# Your instructions:
What is needed is an exact copy of the entries below, from the line that contains "Transcribe the text in this document." through the final line, both included, and nothing else.

# Extracted data:
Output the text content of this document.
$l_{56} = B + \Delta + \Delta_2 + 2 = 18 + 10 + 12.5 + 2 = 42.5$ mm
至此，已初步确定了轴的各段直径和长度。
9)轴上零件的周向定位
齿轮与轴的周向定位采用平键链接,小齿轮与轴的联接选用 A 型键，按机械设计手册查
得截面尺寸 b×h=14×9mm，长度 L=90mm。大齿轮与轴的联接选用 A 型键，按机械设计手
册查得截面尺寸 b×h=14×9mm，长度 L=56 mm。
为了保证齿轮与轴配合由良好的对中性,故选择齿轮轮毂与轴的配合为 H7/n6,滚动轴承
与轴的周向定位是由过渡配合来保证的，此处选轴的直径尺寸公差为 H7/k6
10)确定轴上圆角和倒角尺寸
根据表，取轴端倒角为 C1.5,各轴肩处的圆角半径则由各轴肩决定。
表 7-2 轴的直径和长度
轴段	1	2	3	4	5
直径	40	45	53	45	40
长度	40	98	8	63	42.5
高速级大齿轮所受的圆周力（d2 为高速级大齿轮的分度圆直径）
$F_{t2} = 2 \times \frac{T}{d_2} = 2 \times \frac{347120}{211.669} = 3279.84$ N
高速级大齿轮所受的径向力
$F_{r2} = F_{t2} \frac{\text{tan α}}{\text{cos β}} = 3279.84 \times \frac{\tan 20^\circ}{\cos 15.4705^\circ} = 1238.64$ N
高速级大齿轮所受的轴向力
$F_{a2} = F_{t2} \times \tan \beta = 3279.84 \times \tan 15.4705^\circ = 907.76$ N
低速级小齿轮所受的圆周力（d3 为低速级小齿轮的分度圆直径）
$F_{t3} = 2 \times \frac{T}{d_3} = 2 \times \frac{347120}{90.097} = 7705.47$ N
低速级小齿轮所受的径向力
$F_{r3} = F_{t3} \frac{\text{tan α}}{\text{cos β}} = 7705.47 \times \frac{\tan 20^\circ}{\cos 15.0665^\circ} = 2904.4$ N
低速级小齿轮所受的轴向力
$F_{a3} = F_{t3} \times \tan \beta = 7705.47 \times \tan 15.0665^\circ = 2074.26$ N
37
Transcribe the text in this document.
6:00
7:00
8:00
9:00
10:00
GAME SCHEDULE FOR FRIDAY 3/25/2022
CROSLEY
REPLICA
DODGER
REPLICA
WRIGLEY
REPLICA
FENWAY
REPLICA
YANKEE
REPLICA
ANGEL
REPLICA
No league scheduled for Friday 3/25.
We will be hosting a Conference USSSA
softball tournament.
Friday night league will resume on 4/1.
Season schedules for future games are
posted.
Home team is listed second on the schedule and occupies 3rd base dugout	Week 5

# Exercise output:
Transcribe the text in this document.
6:00
7:00
8:00
9:00
10:00
GAME SCHEDULE FOR FRIDAY 3/25/2022
CROSLEY
REPLICA
DODGER
REPLICA
WRIGLEY
REPLICA
FENWAY
REPLICA
YANKEE
REPLICA
ANGEL
REPLICA
No league scheduled for Friday 3/25.
We will be hosting a Conference USSSA
softball tournament.
Friday night league will resume on 4/1.
Season schedules for future games are
posted.
Home team is listed second on the schedule and occupies 3rd base dugout	Week 5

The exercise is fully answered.